• **What is needed**: Say how many lines of the listing below contain "issuer", giving the number and nothing else.

• **Given data**:
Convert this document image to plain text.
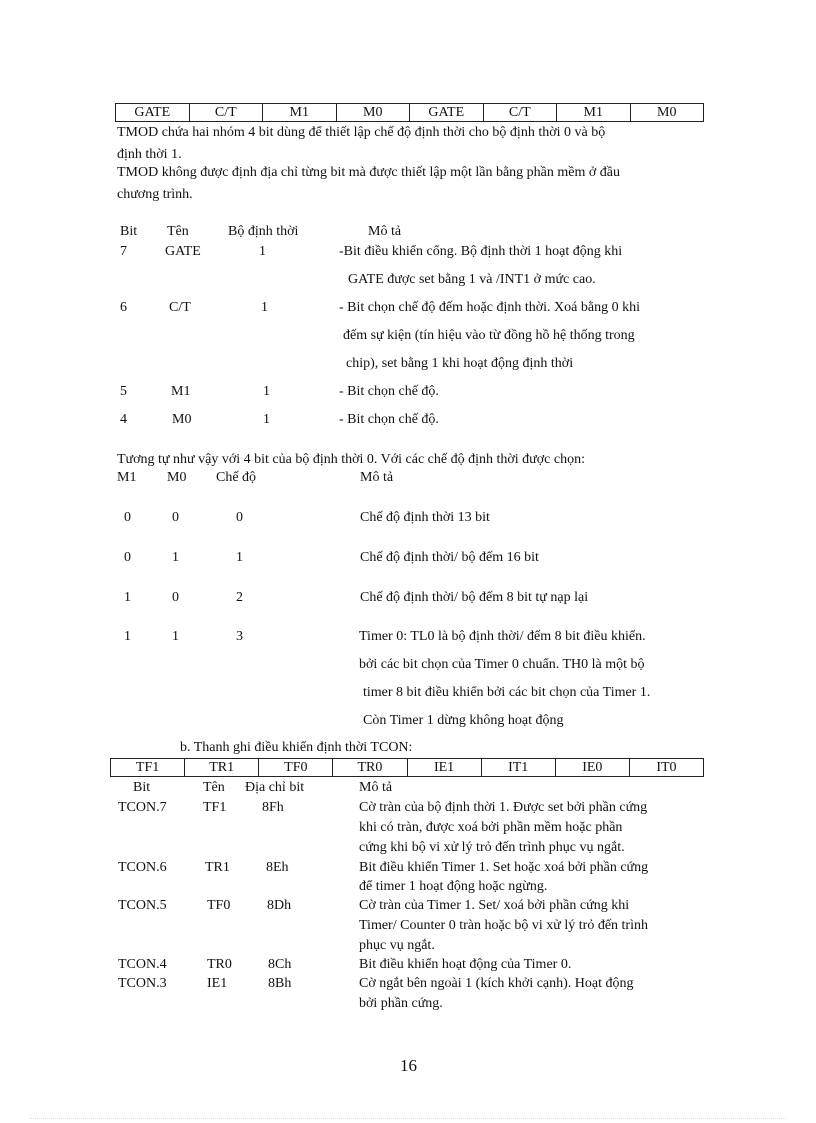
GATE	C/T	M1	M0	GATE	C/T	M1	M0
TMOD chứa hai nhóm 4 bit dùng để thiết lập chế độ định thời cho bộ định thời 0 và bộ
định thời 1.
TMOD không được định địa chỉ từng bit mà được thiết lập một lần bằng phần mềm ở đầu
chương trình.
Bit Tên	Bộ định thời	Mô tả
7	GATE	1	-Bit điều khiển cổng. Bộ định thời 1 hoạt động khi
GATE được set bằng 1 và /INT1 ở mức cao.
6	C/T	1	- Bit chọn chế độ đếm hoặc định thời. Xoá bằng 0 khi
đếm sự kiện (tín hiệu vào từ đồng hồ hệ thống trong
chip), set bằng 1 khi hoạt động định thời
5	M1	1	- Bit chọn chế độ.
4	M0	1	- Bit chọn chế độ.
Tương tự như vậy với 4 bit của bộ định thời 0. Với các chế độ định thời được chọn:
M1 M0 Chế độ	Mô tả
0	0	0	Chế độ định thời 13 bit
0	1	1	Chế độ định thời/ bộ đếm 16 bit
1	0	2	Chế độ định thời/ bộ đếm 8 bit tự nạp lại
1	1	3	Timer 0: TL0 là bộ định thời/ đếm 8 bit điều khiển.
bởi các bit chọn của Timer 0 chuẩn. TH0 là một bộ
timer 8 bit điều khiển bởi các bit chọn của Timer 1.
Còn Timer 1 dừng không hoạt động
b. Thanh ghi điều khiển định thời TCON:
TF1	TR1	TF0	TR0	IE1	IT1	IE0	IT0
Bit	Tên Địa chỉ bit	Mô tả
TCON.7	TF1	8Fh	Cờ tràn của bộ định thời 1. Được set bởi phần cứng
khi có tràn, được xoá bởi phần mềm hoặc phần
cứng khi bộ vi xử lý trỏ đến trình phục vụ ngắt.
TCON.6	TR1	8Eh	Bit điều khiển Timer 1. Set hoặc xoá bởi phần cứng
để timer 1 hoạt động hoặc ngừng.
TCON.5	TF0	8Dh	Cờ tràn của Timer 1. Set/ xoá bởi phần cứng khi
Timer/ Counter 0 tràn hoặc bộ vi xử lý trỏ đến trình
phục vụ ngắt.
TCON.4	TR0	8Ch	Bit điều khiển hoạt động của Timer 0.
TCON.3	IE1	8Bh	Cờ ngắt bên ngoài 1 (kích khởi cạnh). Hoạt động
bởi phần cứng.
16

* * *

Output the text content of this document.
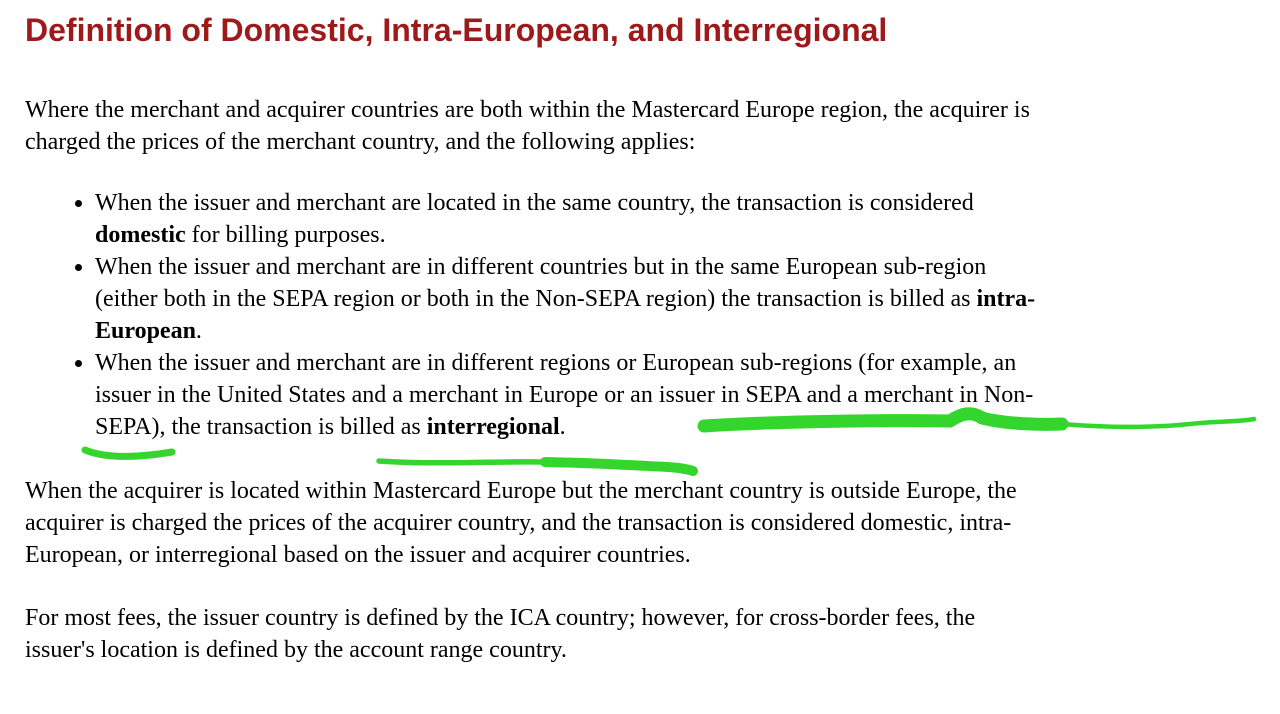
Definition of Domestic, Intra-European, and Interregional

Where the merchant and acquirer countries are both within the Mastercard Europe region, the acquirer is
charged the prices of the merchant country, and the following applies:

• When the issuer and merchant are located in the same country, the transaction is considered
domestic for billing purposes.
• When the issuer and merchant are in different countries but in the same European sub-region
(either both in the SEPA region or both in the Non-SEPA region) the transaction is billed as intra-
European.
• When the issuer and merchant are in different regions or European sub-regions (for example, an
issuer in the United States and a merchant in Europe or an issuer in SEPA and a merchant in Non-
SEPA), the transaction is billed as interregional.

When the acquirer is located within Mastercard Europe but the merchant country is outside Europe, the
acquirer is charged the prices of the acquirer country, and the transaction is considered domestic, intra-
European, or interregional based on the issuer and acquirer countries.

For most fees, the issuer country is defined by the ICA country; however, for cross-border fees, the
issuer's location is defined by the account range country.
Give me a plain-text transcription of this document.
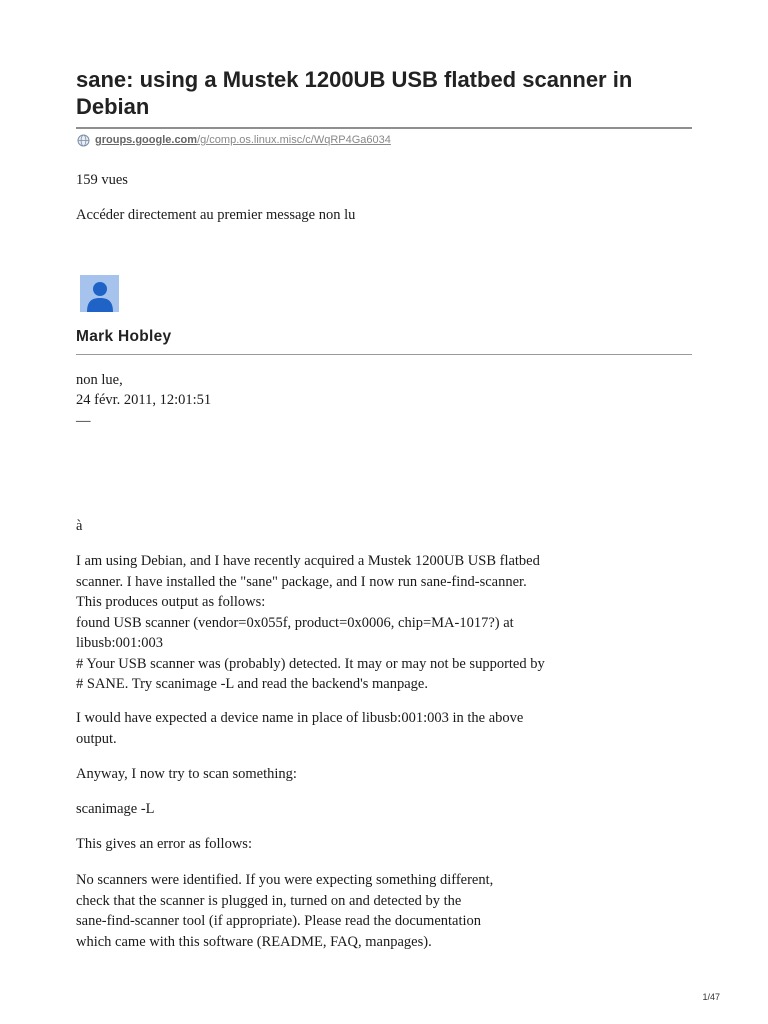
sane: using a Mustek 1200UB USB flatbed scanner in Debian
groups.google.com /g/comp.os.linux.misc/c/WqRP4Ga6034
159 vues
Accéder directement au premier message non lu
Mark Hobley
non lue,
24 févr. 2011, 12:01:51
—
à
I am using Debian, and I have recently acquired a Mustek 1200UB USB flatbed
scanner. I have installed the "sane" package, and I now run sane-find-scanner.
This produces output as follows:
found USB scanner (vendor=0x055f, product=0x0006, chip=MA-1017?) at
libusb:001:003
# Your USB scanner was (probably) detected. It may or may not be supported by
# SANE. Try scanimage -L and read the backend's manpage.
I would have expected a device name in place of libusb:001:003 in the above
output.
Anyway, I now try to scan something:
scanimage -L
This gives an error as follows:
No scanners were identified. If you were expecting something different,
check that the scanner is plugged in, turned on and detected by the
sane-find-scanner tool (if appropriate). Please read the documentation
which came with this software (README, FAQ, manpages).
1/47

• **Answer in full**: 7